== DOCUMENT TEXT ==
— BEGIN —

Globalization of markets has increased the rate of commercial transactions between countries, which necessitated the need of unification of legal principles governing commercial transactions globally. In a modern society, substantial business transactions take place between entities which have a global presence or are situated in multiple jurisdictions. In the event of insolvency, businesses coordinate with the proceedings ongoing in different countries through a cross-border insolvency law, which have been developed by many sophisticated economies to deter economic loss to the creditors. But in Indian context the present legislation i.e., Insolvency and Bankruptcy Code, 2016 which governs the law relating to insolvency and bankruptcy in the country has no provision to deal with cross-border insolvency. However, two provisions i.e., Section 234 and Section 235 of the IBC deals with the collaboration and cooperation with any foreign country by way of agreements and issuing letter to the court of such country with which bilateral agreement has been signed respectively, but more is required to be done in order to strengthen the cross-border insolvency laws in the IBC. 

The purpose of this article is to discuss, firstly, the need of cross-border insolvency law in India, secondly, global practice in the event of cross-border insolvency, and thirdly, the cross-border insolvency of Jet Airways by NCLT which opens a gate for cross-border insolvency in India. 

What is cross-border insolvency?

Cross-border insolvency refers to the situation when a multinational companies, enterprise or corporate house possess the assets in different countries and in the event of insolvency there encompasses coordination and cooperation among statutory authorities of different jurisdictions in respect of the insolvency proceedings of any corporate debtor. Maxwell Communication Corp, Societe Generale is a watermark case regarding cross border insolvency proceedings. A media company had its headquarters in England with corporate assets in the UK, US and Canada. The case illustrates the cooperation between foreign courts on cross border insolvency.

— END —

== SET PROBLEM 1 ==
Could you write out the part of the rows that opens with the line containing "Bar bbox=[405, 308, 470, 356]" and closes with the line containing "Text: Other: Other bbox=[577, 571, 609, 581]", substituting "Rectangle" for "Bar" and leaving everything else unchanged?

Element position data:
— BEGIN —

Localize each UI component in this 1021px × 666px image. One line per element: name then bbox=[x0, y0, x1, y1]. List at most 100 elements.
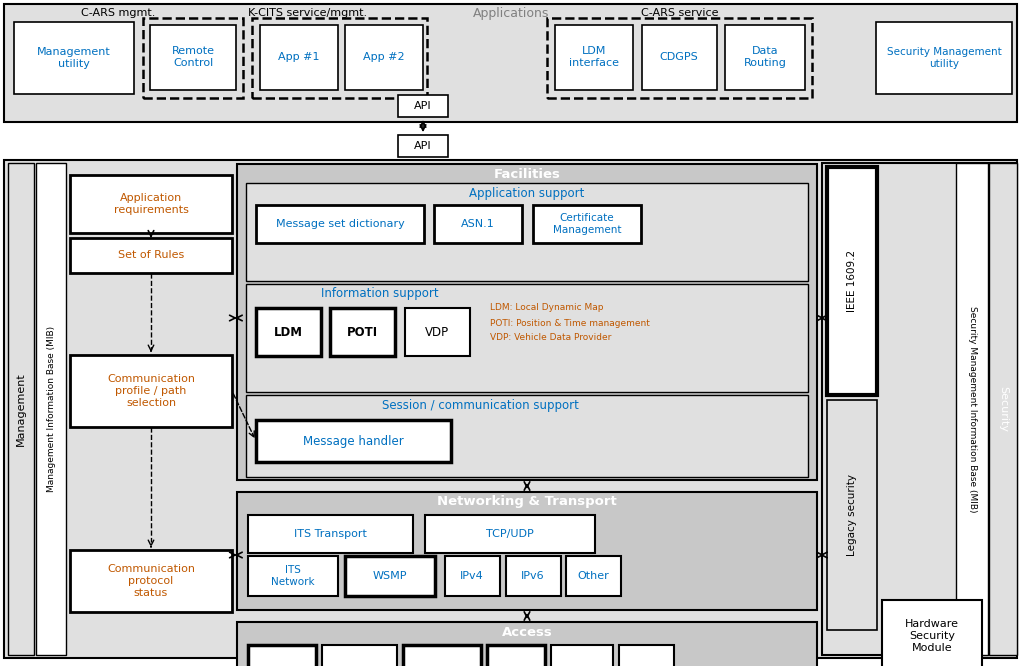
Bar bbox=[405, 308, 470, 356]
Text: VDP: VDP bbox=[425, 326, 449, 338]
Bar bbox=[345, 556, 435, 596]
Bar bbox=[256, 420, 451, 462]
Text: ITS Transport: ITS Transport bbox=[294, 529, 367, 539]
Text: Other: Other bbox=[577, 571, 609, 581]
Bar bbox=[555, 25, 633, 90]
Bar bbox=[876, 22, 1012, 94]
Text: POTI: POTI bbox=[346, 326, 378, 338]
Text: Security: Security bbox=[998, 386, 1008, 432]
Text: ASN.1: ASN.1 bbox=[461, 219, 495, 229]
Bar bbox=[70, 355, 232, 427]
Text: LDM: LDM bbox=[274, 326, 302, 338]
Text: Application
requirements: Application requirements bbox=[113, 193, 189, 215]
Text: Application support: Application support bbox=[470, 186, 585, 200]
Bar bbox=[4, 160, 1017, 658]
Text: Communication
profile / path
selection: Communication profile / path selection bbox=[107, 374, 195, 408]
Text: POTI: Position & Time management: POTI: Position & Time management bbox=[490, 318, 650, 328]
Bar bbox=[237, 622, 817, 666]
Text: Data
Routing: Data Routing bbox=[743, 46, 786, 68]
Bar bbox=[827, 167, 877, 395]
Bar bbox=[487, 645, 545, 666]
Bar bbox=[260, 25, 338, 90]
Text: Session / communication support: Session / communication support bbox=[382, 400, 579, 412]
Bar bbox=[70, 175, 232, 233]
Text: Remote
Control: Remote Control bbox=[172, 46, 214, 68]
Text: Facilities: Facilities bbox=[493, 168, 561, 182]
Text: Set of Rules: Set of Rules bbox=[117, 250, 184, 260]
Bar bbox=[445, 556, 500, 596]
Text: C-ARS service: C-ARS service bbox=[641, 8, 719, 18]
Bar bbox=[398, 135, 448, 157]
Bar bbox=[822, 163, 1017, 655]
Bar bbox=[566, 556, 621, 596]
Bar bbox=[143, 18, 243, 98]
Bar bbox=[248, 645, 317, 666]
Bar bbox=[506, 556, 561, 596]
Text: ITS
Network: ITS Network bbox=[272, 565, 314, 587]
Text: Information support: Information support bbox=[322, 288, 439, 300]
Text: Networking & Transport: Networking & Transport bbox=[437, 496, 617, 509]
Bar bbox=[150, 25, 236, 90]
Text: VDP: Vehicle Data Provider: VDP: Vehicle Data Provider bbox=[490, 334, 612, 342]
Text: Security Management
utility: Security Management utility bbox=[886, 47, 1002, 69]
Bar bbox=[256, 308, 321, 356]
Text: Security Management Information Base (MIB): Security Management Information Base (MI… bbox=[968, 306, 976, 512]
Text: Message handler: Message handler bbox=[302, 434, 403, 448]
Bar bbox=[70, 238, 232, 273]
Bar bbox=[246, 395, 808, 477]
Text: TCP/UDP: TCP/UDP bbox=[486, 529, 534, 539]
Bar bbox=[237, 164, 817, 480]
Bar bbox=[551, 645, 613, 666]
Text: LDM
interface: LDM interface bbox=[569, 46, 619, 68]
Bar bbox=[248, 556, 338, 596]
Bar bbox=[434, 205, 522, 243]
Bar bbox=[246, 183, 808, 281]
Bar bbox=[4, 4, 1017, 122]
Text: Communication
protocol
status: Communication protocol status bbox=[107, 564, 195, 597]
Text: C-ARS mgmt.: C-ARS mgmt. bbox=[81, 8, 155, 18]
Bar bbox=[252, 18, 427, 98]
Bar bbox=[248, 515, 414, 553]
Text: Applications: Applications bbox=[473, 7, 549, 21]
Bar bbox=[619, 645, 674, 666]
Text: Management
utility: Management utility bbox=[37, 47, 111, 69]
Bar bbox=[14, 22, 134, 94]
Bar bbox=[642, 25, 717, 90]
Bar bbox=[882, 600, 982, 666]
Text: API: API bbox=[415, 141, 432, 151]
Text: App #2: App #2 bbox=[363, 52, 404, 62]
Text: App #1: App #1 bbox=[279, 52, 320, 62]
Text: IPv4: IPv4 bbox=[460, 571, 484, 581]
Bar bbox=[989, 163, 1017, 655]
Text: Access: Access bbox=[501, 625, 552, 639]
Text: IPv6: IPv6 bbox=[521, 571, 545, 581]
Text: IEEE 1609.2: IEEE 1609.2 bbox=[847, 250, 857, 312]
Text: Message set dictionary: Message set dictionary bbox=[276, 219, 404, 229]
Text: API: API bbox=[415, 101, 432, 111]
Bar bbox=[237, 492, 817, 610]
Bar bbox=[322, 645, 397, 666]
Bar bbox=[533, 205, 641, 243]
Text: CDGPS: CDGPS bbox=[660, 52, 698, 62]
Bar bbox=[403, 645, 481, 666]
Bar bbox=[330, 308, 395, 356]
Bar bbox=[725, 25, 805, 90]
Text: K-CITS service/mgmt.: K-CITS service/mgmt. bbox=[248, 8, 368, 18]
Text: WSMP: WSMP bbox=[373, 571, 407, 581]
Bar bbox=[345, 25, 423, 90]
Bar bbox=[827, 400, 877, 630]
Text: Hardware
Security
Module: Hardware Security Module bbox=[905, 619, 959, 653]
Text: Certificate
Management: Certificate Management bbox=[552, 213, 621, 235]
Bar bbox=[246, 284, 808, 392]
Bar bbox=[8, 163, 34, 655]
Bar bbox=[70, 550, 232, 612]
Bar bbox=[956, 163, 988, 655]
Bar bbox=[398, 95, 448, 117]
Bar bbox=[36, 163, 66, 655]
Bar bbox=[425, 515, 595, 553]
Bar bbox=[547, 18, 812, 98]
Text: Legacy security: Legacy security bbox=[847, 474, 857, 556]
Text: Management: Management bbox=[16, 372, 26, 446]
Text: Management Information Base (MIB): Management Information Base (MIB) bbox=[47, 326, 55, 492]
Text: LDM: Local Dynamic Map: LDM: Local Dynamic Map bbox=[490, 304, 603, 312]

— END —

== SET PROBLEM 2 ==
Can you reproduce the whole text on cross-border insolvency word for word?

== ANSWER 1 ==
Rectangle bbox=[405, 308, 470, 356]
Text: VDP: VDP bbox=[425, 326, 449, 338]
Rectangle bbox=[345, 556, 435, 596]
Rectangle bbox=[256, 420, 451, 462]
Text: ITS Transport: ITS Transport bbox=[294, 529, 367, 539]
Text: Other: Other bbox=[577, 571, 609, 581]

== ANSWER 2 ==
Globalization of markets has increased the rate of commercial transactions between countries, which necessitated the need of unification of legal principles governing commercial transactions globally. In a modern society, substantial business transactions take place between entities which have a global presence or are situated in multiple jurisdictions. In the event of insolvency, businesses coordinate with the proceedings ongoing in different countries through a cross-border insolvency law, which have been developed by many sophisticated economies to deter economic loss to the creditors. But in Indian context the present legislation i.e., Insolvency and Bankruptcy Code, 2016 which governs the law relating to insolvency and bankruptcy in the country has no provision to deal with cross-border insolvency. However, two provisions i.e., Section 234 and Section 235 of the IBC deals with the collaboration and cooperation with any foreign country by way of agreements and issuing letter to the court of such country with which bilateral agreement has been signed respectively, but more is required to be done in order to strengthen the cross-border insolvency laws in the IBC. 

The purpose of this article is to discuss, firstly, the need of cross-border insolvency law in India, secondly, global practice in the event of cross-border insolvency, and thirdly, the cross-border insolvency of Jet Airways by NCLT which opens a gate for cross-border insolvency in India. 

What is cross-border insolvency?

Cross-border insolvency refers to the situation when a multinational companies, enterprise or corporate house possess the assets in different countries and in the event of insolvency there encompasses coordination and cooperation among statutory authorities of different jurisdictions in respect of the insolvency proceedings of any corporate debtor. Maxwell Communication Corp, Societe Generale is a watermark case regarding cross border insolvency proceedings. A media company had its headquarters in England with corporate assets in the UK, US and Canada. The case illustrates the cooperation between foreign courts on cross border insolvency.